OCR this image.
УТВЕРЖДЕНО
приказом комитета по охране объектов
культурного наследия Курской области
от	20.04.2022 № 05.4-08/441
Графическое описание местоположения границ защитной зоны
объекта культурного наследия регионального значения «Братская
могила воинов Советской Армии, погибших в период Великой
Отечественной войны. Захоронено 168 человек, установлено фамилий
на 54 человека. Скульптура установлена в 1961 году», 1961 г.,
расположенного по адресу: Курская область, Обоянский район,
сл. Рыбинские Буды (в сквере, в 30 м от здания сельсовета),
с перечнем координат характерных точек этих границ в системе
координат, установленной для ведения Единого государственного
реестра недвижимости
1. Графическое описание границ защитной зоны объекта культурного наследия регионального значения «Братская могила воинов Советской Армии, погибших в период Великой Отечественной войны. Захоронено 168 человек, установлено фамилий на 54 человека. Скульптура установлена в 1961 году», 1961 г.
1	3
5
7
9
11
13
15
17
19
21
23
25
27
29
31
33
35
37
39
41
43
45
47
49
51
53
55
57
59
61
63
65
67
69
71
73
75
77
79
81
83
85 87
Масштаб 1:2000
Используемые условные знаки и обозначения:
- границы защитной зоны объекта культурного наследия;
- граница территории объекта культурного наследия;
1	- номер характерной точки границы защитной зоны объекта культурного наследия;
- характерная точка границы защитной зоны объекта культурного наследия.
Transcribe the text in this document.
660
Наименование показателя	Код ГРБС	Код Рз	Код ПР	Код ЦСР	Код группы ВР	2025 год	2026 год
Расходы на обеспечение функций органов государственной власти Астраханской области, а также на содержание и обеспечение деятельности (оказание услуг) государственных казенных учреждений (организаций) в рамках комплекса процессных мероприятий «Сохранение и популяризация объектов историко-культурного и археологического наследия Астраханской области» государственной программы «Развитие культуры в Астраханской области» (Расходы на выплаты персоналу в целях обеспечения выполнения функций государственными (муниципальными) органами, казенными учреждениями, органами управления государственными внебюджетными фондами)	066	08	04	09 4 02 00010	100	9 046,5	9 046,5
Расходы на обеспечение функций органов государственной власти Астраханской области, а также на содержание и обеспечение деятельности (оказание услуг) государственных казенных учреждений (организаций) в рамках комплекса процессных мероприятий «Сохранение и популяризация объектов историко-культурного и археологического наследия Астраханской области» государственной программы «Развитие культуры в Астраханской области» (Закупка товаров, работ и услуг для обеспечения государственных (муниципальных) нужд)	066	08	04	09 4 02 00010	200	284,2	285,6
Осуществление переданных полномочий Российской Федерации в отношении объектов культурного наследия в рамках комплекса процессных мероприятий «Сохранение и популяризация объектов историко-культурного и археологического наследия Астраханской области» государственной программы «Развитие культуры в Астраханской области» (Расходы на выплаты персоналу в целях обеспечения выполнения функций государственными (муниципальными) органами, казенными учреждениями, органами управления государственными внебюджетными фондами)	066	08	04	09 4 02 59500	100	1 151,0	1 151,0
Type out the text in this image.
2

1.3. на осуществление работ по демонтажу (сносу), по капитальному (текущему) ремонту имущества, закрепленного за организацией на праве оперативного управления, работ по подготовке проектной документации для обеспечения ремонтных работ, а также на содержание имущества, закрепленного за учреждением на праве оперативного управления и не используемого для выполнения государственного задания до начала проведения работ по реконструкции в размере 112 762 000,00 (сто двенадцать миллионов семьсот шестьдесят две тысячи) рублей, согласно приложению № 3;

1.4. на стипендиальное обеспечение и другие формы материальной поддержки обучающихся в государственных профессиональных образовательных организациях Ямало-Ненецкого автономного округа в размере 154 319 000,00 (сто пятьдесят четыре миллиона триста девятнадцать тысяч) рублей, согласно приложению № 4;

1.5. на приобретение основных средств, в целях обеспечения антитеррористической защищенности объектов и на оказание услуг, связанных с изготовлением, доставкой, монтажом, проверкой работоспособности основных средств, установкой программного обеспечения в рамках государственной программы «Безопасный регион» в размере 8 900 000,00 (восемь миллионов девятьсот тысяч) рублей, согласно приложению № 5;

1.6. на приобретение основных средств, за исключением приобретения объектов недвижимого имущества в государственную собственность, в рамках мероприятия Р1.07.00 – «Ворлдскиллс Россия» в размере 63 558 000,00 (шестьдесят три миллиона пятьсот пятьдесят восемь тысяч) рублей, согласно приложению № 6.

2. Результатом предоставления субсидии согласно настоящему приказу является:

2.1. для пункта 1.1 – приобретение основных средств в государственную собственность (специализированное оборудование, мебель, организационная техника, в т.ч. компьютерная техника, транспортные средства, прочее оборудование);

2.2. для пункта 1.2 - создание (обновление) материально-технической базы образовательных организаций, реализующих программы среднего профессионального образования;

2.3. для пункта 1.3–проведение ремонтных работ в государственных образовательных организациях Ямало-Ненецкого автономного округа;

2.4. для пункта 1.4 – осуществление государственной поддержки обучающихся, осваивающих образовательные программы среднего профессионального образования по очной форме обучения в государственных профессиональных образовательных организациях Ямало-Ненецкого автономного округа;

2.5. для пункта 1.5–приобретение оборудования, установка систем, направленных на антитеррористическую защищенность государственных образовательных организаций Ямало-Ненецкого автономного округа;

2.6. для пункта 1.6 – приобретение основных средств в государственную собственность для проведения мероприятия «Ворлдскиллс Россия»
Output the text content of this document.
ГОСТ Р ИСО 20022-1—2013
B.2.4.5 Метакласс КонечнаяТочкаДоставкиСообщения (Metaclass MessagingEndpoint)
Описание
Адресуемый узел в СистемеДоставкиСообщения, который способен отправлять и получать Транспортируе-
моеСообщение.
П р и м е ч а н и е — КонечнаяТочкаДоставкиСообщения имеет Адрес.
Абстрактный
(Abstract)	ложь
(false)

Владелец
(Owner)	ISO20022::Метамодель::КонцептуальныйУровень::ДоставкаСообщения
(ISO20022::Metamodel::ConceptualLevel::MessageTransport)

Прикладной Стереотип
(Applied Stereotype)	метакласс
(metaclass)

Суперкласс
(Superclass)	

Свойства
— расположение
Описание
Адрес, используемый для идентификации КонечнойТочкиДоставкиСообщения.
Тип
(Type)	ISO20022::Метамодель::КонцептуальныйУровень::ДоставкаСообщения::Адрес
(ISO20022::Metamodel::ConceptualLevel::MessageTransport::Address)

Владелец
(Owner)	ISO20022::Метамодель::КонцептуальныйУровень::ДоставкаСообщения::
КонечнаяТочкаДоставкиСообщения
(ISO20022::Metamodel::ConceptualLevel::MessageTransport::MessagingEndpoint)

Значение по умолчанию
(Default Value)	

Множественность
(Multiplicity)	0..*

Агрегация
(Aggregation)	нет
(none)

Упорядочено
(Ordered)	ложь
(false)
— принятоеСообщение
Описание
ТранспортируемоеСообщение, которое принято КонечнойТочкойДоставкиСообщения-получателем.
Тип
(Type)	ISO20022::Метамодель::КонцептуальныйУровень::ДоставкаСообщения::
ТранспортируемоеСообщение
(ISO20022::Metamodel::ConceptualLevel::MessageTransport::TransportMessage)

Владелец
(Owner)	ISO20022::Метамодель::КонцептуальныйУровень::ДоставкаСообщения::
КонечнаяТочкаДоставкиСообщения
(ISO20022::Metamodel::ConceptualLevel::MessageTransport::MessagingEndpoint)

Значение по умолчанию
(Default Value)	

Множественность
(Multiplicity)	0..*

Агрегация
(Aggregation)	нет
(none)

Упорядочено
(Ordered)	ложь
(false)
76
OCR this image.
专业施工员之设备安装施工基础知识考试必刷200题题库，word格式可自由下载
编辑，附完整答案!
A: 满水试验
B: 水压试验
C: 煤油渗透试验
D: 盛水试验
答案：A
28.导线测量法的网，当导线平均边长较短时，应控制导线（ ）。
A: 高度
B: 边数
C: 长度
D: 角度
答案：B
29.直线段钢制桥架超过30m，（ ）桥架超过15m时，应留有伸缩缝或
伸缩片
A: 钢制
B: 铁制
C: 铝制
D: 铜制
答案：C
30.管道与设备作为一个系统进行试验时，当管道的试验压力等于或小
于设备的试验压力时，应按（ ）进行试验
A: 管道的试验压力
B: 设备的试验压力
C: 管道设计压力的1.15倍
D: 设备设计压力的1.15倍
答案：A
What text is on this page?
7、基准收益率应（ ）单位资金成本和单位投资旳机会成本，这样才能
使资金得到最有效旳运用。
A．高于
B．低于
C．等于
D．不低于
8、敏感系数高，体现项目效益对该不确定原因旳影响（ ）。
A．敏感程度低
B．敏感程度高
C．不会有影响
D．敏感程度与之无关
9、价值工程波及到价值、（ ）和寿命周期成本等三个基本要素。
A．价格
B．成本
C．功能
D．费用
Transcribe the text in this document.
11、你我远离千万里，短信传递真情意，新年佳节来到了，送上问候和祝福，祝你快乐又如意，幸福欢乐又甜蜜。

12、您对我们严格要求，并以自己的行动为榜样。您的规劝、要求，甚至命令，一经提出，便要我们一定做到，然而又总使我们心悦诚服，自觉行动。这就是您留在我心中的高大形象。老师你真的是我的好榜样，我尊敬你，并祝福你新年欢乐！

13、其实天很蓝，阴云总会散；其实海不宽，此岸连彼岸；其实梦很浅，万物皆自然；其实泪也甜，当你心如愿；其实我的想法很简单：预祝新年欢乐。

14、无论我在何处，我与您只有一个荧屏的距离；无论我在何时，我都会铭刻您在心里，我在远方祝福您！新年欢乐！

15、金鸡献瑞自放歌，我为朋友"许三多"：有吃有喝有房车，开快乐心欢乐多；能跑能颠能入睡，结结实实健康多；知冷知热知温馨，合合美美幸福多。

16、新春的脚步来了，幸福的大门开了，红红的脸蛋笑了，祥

=-=-=-=-=

◆ JOB
Identify the lines above that contain the word "координат", then copy them.

◆ FINISHED EXERCISE
с перечнем координат характерных точек этих границ в системе
координат, установленной для ведения Единого государственного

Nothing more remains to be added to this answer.